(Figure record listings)
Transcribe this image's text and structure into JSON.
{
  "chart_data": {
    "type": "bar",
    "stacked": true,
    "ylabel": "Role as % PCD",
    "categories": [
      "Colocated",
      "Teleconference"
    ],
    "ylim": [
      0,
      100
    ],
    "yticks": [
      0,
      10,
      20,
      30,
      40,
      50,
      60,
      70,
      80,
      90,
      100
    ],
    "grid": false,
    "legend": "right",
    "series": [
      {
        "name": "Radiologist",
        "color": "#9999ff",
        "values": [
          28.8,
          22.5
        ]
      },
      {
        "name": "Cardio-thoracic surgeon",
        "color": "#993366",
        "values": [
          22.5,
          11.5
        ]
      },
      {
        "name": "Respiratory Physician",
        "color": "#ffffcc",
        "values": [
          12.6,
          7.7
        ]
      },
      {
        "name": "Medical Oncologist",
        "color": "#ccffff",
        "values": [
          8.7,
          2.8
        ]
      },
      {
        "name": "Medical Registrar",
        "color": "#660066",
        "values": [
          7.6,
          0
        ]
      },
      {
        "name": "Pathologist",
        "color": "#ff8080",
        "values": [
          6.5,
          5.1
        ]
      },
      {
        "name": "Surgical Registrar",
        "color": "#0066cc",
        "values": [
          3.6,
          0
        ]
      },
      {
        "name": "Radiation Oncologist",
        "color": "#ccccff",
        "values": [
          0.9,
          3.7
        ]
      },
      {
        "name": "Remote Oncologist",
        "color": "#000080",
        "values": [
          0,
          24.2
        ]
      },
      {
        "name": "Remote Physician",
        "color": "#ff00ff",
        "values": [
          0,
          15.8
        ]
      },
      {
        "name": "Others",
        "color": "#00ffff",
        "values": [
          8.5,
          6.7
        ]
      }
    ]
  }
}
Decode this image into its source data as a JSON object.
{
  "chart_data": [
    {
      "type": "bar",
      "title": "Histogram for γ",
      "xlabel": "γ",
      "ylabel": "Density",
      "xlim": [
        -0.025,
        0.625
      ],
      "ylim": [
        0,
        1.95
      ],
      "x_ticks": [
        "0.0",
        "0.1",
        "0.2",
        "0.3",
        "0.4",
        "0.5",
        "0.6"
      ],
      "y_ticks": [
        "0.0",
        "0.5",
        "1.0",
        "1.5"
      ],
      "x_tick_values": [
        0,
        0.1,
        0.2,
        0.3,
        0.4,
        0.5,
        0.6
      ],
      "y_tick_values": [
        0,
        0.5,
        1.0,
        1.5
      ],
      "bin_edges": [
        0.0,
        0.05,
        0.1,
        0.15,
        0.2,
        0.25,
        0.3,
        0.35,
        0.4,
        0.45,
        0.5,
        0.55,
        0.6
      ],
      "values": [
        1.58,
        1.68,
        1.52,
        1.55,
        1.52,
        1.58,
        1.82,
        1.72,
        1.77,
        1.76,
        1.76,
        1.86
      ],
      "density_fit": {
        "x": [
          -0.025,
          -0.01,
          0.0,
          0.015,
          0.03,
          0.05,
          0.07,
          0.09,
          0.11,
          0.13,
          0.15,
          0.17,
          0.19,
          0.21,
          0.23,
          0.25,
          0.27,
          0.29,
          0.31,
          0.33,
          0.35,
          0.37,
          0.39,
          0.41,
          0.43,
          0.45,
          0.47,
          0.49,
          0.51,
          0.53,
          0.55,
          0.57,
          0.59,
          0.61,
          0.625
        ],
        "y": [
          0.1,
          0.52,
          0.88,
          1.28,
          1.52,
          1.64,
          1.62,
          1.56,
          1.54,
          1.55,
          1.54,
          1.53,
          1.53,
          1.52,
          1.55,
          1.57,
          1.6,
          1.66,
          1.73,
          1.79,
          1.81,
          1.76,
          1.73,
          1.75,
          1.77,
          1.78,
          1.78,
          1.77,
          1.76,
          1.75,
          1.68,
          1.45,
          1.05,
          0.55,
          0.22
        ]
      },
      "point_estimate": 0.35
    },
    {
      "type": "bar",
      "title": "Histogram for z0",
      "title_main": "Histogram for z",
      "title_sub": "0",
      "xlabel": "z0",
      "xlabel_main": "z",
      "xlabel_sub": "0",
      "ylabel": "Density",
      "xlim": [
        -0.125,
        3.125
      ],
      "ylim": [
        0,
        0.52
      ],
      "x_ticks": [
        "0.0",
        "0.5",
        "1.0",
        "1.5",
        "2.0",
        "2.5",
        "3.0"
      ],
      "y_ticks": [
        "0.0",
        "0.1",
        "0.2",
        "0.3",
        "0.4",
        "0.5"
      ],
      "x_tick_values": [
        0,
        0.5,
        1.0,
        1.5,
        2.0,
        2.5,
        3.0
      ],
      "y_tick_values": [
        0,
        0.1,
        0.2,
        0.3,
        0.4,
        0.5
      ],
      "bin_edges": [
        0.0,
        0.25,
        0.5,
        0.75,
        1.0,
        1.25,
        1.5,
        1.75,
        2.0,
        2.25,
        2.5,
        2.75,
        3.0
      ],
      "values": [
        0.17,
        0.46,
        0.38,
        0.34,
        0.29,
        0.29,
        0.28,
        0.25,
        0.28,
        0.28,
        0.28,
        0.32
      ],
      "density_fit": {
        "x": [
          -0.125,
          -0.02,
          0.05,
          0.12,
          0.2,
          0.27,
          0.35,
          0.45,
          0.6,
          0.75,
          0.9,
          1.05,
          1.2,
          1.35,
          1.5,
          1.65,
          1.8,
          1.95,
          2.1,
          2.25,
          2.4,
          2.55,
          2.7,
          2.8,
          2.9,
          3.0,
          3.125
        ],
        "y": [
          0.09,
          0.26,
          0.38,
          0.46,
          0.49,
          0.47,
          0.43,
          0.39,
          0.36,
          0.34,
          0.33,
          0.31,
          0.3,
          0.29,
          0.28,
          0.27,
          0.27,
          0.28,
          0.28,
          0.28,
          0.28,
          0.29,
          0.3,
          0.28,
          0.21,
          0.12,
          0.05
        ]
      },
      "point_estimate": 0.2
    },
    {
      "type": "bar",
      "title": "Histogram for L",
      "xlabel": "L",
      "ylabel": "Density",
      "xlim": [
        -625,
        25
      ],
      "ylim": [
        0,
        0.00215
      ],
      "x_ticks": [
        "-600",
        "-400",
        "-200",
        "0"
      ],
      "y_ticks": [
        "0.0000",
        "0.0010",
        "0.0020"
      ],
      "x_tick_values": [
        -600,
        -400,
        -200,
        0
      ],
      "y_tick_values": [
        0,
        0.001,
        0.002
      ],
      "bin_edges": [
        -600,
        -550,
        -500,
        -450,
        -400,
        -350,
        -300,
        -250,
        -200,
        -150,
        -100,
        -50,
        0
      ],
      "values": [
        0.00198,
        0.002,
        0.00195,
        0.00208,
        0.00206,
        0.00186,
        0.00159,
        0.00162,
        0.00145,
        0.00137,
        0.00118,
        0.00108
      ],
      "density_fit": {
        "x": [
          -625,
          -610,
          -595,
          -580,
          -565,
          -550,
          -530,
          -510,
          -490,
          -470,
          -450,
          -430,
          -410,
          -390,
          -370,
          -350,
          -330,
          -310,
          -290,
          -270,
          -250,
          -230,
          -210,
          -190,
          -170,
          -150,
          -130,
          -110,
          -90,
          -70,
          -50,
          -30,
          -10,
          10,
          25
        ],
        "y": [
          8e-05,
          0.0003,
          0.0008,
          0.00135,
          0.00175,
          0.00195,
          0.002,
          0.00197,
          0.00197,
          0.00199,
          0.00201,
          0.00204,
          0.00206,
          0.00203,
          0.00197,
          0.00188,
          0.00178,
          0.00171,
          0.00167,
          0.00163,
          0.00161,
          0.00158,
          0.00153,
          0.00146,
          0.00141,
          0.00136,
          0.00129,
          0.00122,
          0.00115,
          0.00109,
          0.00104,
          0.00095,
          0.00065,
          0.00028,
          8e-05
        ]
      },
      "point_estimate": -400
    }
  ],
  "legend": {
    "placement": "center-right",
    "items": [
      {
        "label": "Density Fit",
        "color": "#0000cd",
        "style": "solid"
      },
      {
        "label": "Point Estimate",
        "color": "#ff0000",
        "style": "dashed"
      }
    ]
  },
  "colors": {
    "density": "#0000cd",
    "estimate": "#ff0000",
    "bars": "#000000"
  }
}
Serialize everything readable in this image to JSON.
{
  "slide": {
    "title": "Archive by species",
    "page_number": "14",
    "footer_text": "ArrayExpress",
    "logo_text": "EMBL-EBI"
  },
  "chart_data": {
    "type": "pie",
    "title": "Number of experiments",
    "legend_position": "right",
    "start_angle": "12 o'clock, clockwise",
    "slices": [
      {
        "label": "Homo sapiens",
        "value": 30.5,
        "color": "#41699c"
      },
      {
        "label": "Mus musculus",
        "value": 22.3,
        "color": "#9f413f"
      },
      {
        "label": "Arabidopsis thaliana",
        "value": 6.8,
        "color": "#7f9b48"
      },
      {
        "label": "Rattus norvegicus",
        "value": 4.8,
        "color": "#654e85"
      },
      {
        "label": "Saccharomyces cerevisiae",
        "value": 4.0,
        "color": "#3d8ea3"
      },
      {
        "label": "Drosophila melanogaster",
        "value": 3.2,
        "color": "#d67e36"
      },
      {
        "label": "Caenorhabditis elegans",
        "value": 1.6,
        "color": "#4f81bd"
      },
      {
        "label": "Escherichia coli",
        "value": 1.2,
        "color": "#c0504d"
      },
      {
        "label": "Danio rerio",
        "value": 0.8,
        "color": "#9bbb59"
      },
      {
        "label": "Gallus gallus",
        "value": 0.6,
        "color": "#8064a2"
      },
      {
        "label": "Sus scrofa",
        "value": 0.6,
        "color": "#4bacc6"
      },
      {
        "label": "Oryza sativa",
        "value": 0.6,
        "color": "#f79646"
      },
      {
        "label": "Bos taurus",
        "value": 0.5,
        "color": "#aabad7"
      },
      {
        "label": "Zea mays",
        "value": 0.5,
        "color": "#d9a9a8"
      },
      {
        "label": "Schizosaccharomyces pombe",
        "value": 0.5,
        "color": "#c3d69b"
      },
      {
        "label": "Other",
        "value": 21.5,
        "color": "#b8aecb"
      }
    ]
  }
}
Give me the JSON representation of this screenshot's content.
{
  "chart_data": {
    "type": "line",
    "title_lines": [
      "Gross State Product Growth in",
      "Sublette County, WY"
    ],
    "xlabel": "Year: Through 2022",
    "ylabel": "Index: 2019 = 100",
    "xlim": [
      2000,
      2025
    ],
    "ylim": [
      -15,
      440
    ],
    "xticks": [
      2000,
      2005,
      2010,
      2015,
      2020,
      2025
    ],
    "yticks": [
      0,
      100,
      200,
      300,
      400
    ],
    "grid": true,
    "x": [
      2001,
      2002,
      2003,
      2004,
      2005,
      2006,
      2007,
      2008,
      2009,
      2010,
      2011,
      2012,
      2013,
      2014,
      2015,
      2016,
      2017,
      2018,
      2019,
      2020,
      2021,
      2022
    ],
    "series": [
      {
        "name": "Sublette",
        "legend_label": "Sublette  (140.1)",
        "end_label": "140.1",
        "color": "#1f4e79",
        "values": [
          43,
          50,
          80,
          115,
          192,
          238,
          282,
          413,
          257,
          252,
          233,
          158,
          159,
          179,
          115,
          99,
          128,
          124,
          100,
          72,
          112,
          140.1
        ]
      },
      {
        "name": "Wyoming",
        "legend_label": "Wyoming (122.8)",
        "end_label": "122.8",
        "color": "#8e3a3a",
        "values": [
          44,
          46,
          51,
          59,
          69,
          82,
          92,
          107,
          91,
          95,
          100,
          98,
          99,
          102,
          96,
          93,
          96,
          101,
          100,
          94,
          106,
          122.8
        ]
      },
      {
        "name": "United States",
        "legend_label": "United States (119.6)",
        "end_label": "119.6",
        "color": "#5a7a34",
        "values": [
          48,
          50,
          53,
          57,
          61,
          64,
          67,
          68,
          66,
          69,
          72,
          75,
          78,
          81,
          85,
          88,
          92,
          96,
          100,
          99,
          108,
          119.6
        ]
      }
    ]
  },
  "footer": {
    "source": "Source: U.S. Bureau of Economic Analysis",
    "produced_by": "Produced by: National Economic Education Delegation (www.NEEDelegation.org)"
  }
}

• _OBJECTIVE_: Among the lines of the data, identify those with the word "Sublette". Copy each of them.

• _RESULT_:
      "Sublette County, WY"
        "name": "Sublette",
        "legend_label": "Sublette  (140.1)",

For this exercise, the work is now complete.